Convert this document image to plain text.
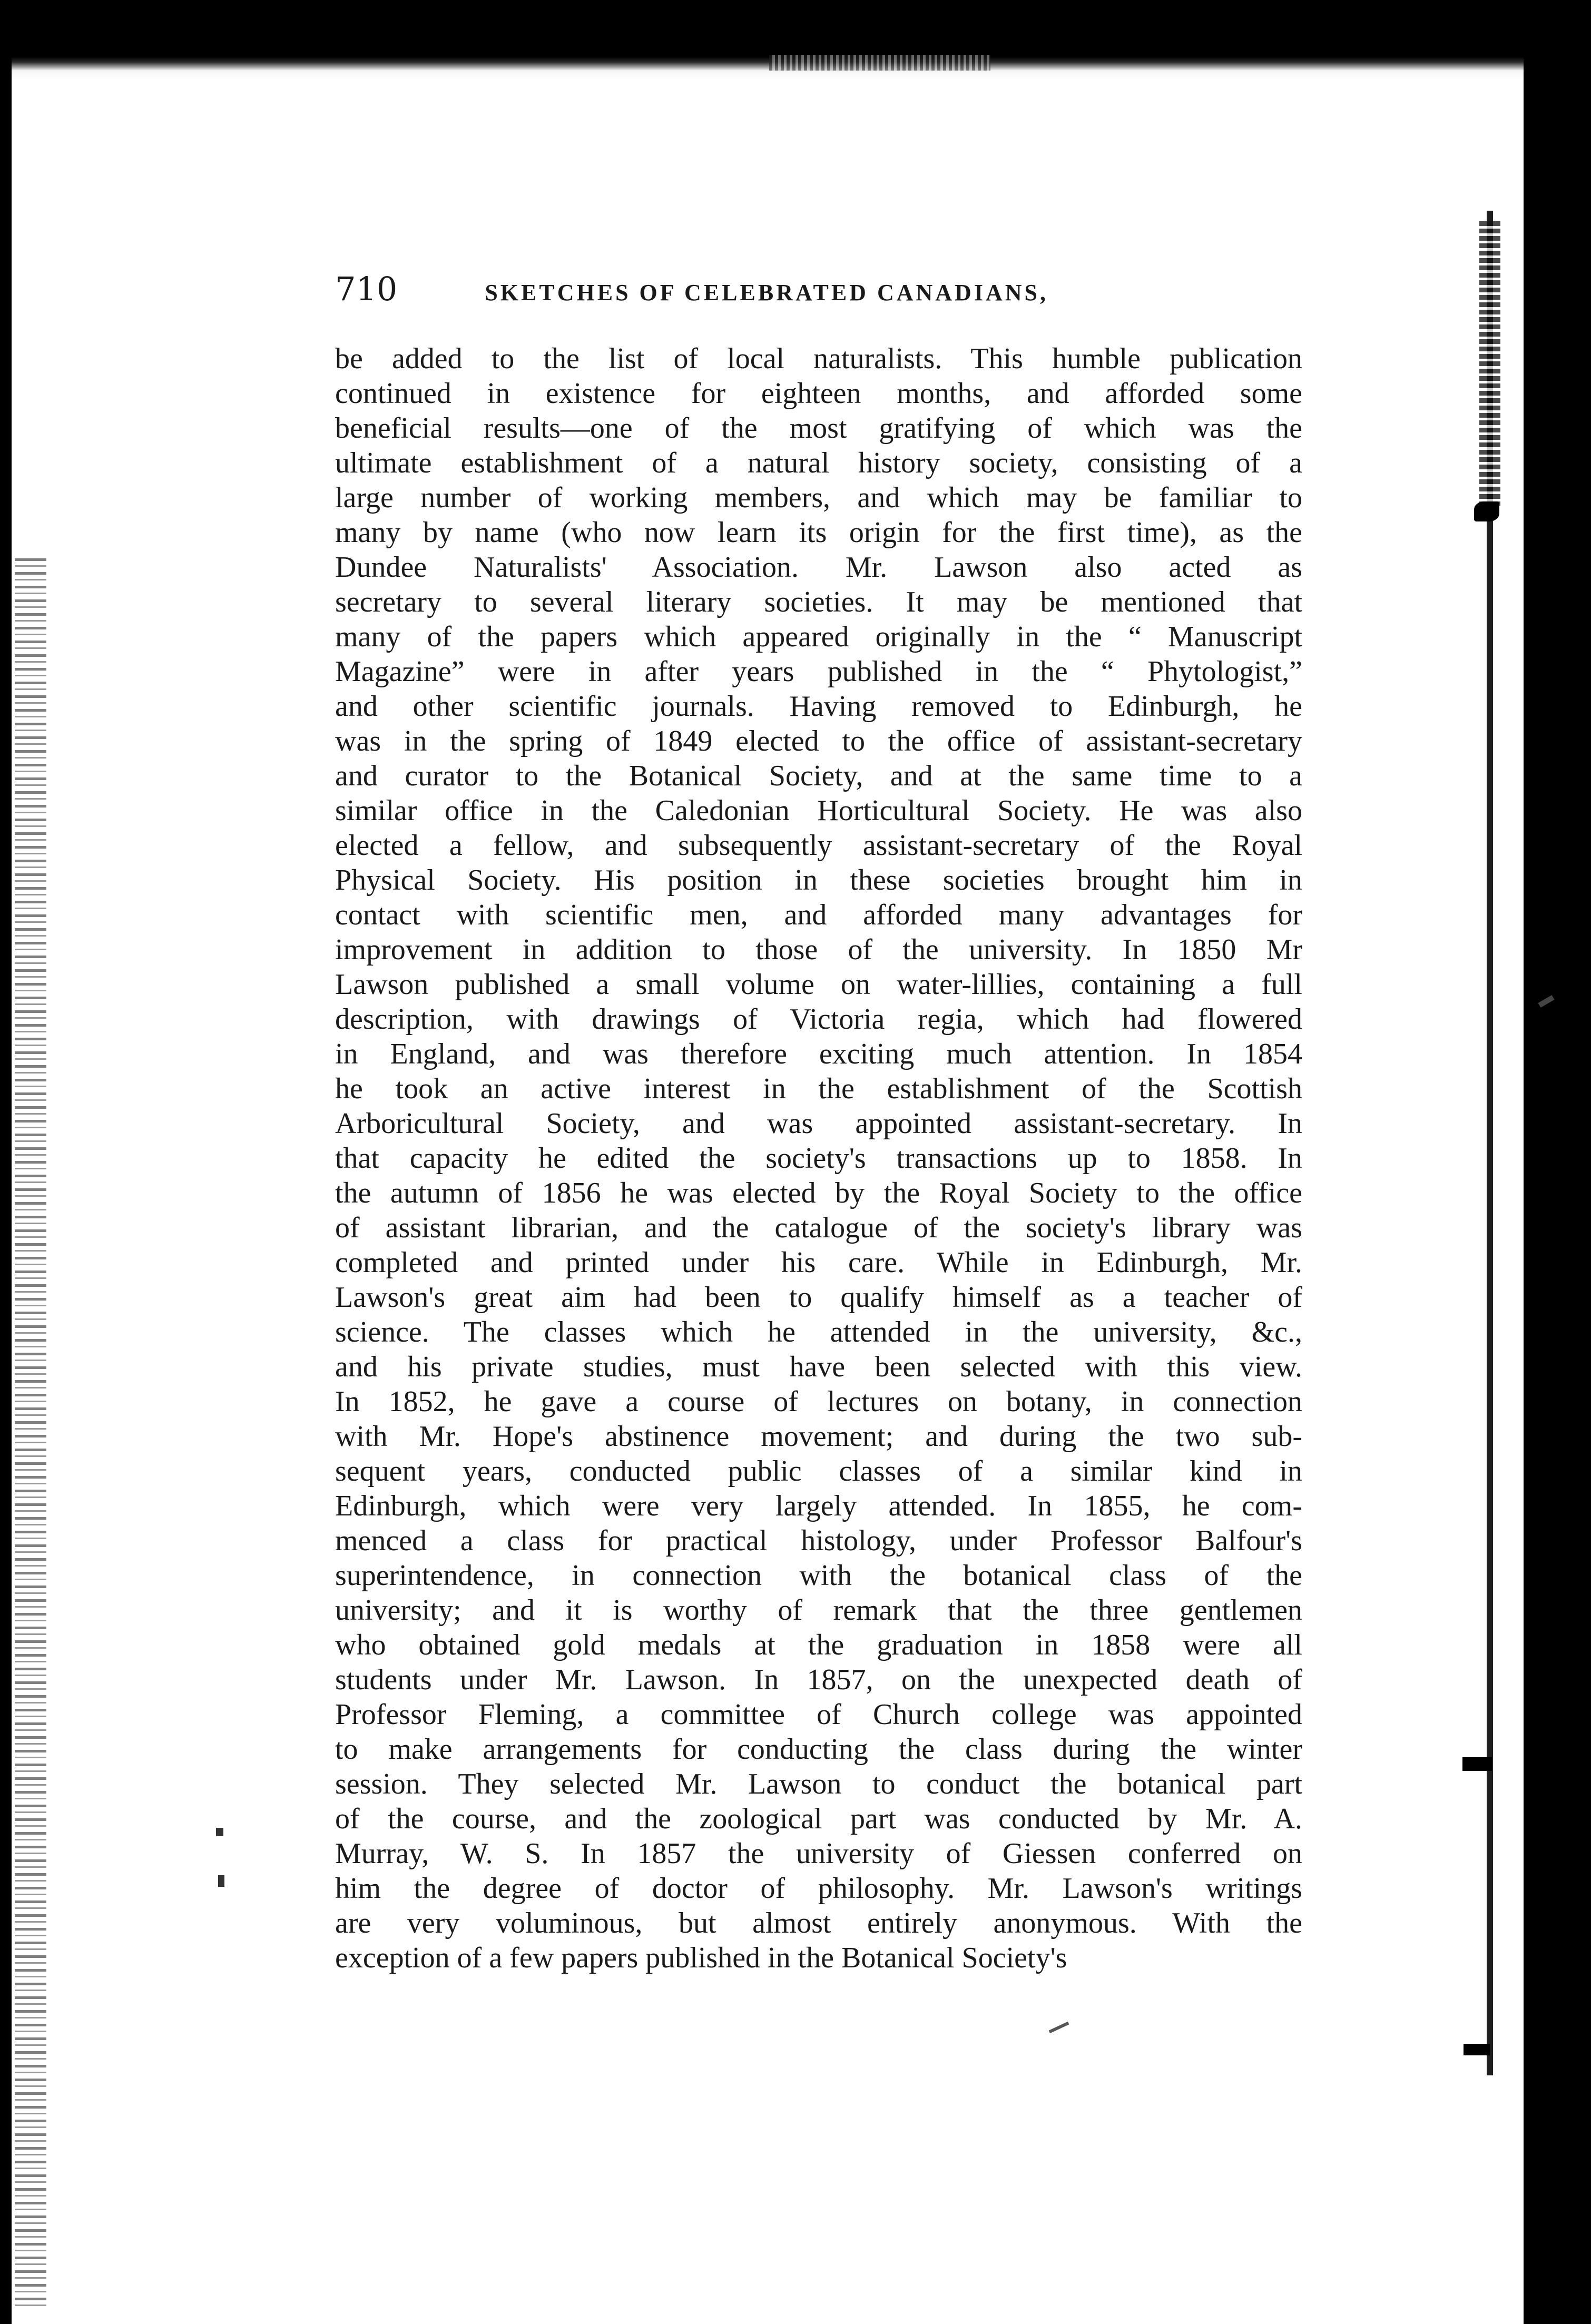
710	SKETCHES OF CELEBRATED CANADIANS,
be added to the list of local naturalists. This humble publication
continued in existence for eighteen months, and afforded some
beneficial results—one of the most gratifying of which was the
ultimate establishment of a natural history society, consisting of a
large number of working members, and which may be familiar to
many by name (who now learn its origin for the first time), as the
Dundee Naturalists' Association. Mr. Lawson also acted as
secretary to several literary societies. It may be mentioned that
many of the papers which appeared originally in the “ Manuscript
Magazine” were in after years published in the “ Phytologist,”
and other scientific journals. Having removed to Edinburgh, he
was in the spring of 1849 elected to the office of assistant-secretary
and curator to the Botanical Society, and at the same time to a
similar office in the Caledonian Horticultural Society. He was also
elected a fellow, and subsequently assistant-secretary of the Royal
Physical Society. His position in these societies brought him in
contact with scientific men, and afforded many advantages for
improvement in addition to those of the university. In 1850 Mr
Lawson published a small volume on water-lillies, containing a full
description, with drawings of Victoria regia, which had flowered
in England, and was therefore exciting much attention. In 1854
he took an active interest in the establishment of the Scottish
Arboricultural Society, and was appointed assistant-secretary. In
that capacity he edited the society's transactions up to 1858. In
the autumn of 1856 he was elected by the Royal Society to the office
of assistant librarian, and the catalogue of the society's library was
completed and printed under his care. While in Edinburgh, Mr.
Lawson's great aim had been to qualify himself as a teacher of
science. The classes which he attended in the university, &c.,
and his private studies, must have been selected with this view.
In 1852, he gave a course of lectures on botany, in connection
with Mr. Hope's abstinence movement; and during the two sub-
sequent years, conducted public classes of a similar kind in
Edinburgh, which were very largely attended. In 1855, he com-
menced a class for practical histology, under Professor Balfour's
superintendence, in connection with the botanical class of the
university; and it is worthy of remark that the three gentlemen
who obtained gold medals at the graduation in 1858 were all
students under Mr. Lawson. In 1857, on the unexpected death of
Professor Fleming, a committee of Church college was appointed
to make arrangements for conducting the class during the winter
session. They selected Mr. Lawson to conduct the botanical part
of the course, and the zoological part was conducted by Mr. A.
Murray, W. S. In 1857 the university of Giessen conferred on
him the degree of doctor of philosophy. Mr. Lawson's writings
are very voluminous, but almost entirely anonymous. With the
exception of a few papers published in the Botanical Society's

*****

# [Aim of the task]
Find every line with "attended" in the listing and state how many there are, nothing else.

# [Solution below]
2